_PASSAGE SHOWN_
---

Defendants, along with another alleged participant (co-indictee), were indicted for the offense of armed robbery in the taking of a certain sum of United States currency from the person of another "by use of a gun, the same being an offensive weapon." Both of these defendants appearing in these appeals were jointly tried and convicted and each sentenced to serve a term of ten years. Held:
1. While all of the enumerations of error in the two cases are not identical, the review here will still be considered simultaneously. The defendants here were also jointly indicted and tried for the offense of criminal attempt to commit robbery as well as the armed robbery here involved. They were acquitted of the criminal attempt occurring earlier on the same day as the alleged crime here charged.
The state's evidence here was that at about 1:40 a.m. on November 9, 1978, the two defendants who were involved (together with the co-indictee who pleaded guilty to the armed robbery offense) were seen together; an automobile was borrowed by one of them, and about 3:00 a.m., they attempted to rob one convenience store in Milledgeville, Georgia, but left when a key on the cash register caused it to emit a signal "indicating the wrong button had been pushed." As they fled one of the defendants here grabbed a bag of "candy corn" but as one of the employees attempted to grab it back a portion of the bag was torn causing some of the "candy corn" to spill. Shortly thereafter, they entered another convenience store with one of the participants carrying a .30-.30 rifle, took money from the cash register, including 22 or 23 one dollar bills and fled. After exiting the store a bullet was fired through the plate glass window. The automobile which had been borrowed was returned by the two defendants and the co-indictee to the owner at which time one of the defendants here had in his hand a number of crumpled one dollar bills and what "looked like a barrel of a rifle or a shotgun hanging down from under" the coat he had on.

---

Bounding box entries
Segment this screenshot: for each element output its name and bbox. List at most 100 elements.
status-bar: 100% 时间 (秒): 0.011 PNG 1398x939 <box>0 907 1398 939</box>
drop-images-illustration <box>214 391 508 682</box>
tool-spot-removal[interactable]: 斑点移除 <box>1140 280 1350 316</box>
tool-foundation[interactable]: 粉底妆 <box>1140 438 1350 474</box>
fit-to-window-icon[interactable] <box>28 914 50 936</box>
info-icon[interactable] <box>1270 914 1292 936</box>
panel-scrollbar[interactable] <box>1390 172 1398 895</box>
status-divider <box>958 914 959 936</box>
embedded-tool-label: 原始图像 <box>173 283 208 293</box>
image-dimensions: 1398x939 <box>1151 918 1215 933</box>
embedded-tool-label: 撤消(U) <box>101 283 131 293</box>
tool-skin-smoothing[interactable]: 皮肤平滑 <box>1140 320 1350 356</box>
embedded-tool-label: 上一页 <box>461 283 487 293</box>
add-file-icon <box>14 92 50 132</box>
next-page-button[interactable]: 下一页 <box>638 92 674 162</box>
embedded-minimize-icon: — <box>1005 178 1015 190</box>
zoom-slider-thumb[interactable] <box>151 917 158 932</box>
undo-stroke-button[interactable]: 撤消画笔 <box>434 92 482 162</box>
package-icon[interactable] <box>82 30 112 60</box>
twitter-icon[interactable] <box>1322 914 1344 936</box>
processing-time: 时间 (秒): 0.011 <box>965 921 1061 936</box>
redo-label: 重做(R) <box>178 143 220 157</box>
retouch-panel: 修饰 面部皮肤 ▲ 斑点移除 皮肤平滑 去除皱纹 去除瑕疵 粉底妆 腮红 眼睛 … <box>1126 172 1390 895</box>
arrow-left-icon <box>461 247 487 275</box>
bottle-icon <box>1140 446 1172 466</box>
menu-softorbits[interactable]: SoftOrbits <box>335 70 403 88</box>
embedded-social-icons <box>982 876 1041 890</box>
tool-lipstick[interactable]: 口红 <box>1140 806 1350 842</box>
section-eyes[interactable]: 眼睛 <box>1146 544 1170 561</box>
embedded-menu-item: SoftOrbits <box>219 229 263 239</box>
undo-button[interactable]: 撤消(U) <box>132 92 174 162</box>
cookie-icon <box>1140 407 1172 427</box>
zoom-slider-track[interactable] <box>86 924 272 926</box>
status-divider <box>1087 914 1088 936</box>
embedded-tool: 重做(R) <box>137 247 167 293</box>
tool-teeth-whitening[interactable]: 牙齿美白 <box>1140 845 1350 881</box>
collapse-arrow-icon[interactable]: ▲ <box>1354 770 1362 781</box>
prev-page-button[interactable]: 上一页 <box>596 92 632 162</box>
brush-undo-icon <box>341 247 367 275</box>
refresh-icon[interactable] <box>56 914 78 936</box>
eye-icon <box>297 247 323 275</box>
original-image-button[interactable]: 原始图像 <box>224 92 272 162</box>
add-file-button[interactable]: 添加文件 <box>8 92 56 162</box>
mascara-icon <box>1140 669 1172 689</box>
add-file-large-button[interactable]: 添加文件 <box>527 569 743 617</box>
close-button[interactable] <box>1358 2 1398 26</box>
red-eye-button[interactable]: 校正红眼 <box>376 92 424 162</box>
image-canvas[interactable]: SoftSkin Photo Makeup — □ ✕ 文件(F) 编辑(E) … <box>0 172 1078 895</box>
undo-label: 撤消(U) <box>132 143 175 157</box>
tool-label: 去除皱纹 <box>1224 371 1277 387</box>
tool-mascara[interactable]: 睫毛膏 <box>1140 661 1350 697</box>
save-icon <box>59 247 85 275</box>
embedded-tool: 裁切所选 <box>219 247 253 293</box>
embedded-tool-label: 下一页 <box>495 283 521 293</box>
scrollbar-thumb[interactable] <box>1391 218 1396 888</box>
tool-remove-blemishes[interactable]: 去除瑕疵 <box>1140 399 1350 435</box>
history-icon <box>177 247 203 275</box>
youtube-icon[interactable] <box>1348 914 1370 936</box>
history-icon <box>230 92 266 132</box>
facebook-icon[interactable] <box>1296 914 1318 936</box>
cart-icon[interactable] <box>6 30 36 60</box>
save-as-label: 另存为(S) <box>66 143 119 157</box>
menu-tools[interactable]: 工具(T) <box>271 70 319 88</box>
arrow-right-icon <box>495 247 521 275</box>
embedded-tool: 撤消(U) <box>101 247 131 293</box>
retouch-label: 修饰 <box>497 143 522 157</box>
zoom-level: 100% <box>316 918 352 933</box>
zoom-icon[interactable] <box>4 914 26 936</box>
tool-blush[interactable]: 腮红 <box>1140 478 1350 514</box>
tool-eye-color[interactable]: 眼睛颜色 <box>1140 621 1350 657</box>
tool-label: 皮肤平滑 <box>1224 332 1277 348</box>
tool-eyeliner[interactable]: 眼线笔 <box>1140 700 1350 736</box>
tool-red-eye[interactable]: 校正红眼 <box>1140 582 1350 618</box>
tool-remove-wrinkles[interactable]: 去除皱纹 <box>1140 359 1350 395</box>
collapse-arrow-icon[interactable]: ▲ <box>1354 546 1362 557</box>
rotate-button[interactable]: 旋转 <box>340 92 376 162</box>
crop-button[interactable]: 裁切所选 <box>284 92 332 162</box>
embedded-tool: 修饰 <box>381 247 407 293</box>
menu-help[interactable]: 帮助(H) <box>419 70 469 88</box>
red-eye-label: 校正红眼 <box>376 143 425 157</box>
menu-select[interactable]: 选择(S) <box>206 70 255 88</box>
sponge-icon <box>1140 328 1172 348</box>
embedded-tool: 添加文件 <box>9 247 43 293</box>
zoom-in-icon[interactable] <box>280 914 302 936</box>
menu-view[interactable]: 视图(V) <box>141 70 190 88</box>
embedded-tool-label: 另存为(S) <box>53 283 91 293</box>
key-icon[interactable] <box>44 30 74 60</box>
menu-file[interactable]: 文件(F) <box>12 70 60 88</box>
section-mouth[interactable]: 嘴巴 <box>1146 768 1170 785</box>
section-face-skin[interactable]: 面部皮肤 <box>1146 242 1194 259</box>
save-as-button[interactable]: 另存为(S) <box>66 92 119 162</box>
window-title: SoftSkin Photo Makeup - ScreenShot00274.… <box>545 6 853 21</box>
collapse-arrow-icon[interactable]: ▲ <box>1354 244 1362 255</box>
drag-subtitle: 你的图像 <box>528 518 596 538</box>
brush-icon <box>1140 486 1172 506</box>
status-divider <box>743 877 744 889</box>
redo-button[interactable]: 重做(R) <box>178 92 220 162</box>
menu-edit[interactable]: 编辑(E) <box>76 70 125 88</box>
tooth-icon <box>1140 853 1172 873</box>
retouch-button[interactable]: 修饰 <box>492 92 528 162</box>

---

_COMPLETE THE FOLLOWING_
1 > List each distinct phrase that appears in quotation marks in the court opinion, in order of first appearance.
2 > Write the next part of the court opinion, picking up right after its final sentence.
The rows stand apart from the court opinion and are separate material.

_ANSWERS PER TASK_
1 >
1. by use of a gun, the same being an offensive weapon.
2. indicating the wrong button had been pushed.
3. candy corn
4. looked like a barrel of a rifle or a shotgun hanging down from under

2 >
The police were immediately notified, bloodhounds were brought to the store which led the officers to a point a block away where spilled "candy corn" was found. The bloodhounds lost the trail at this point but when the police were notified that suspects were seen running in another area, the bloodhounds again picked up a scent and led the police to a residence where one of the defendants here and the co-indictee were staying. One of the defendants was found lying on a sofa. A pillow case on the sofa was found to contain 22 one dollar bills and a ten dollar bill. A .30 caliber cartridge was found under a rug near the front door. An orange colored knit cap, wrapped and loose coins, and an army fatigue jacket were found in a bedroom of the residence of one of the defendants here and the co-indictee. The coins were found in a paper sack bearing markings made by the manager of the convenience store which was robbed. "Candy corn" of the type taken earlier from the other convenience store was found in the borrowed automobile later the same morning of the robbery.
Eyewitnesses to the crime identified the defendants in court based on their observation of these two defendants at the time of the robbery. This testimony in addition to the other direct and circumstantial evidence was ample to support the verdict of guilty, and the enumerations of error containing the substance of the general grounds of a motion for new trial are not meritorious. After a careful review of the trial transcript and record we find, and so hold, that a rational trier of fact (the jury in the case sub judice) could reasonably have found each defendant here guilty beyond a reasonable doubt of the offense of armed robbery. See Dukes v. State, 151 Ga. App. 312
, 313 (259 SE2d 706
); Driggers v. State, 244 Ga. 160
, 161 (1) (259 SE2d 133
); Moses v. State, 245 Ga. 180
, 181 (1) (263 SE2d 916
); Thomas v. State, 245 Ga. 688
, 690 (1) (266 SE2d 499
); Fisher v. State, 151 Ga. App. 93 (258 SE2d 920)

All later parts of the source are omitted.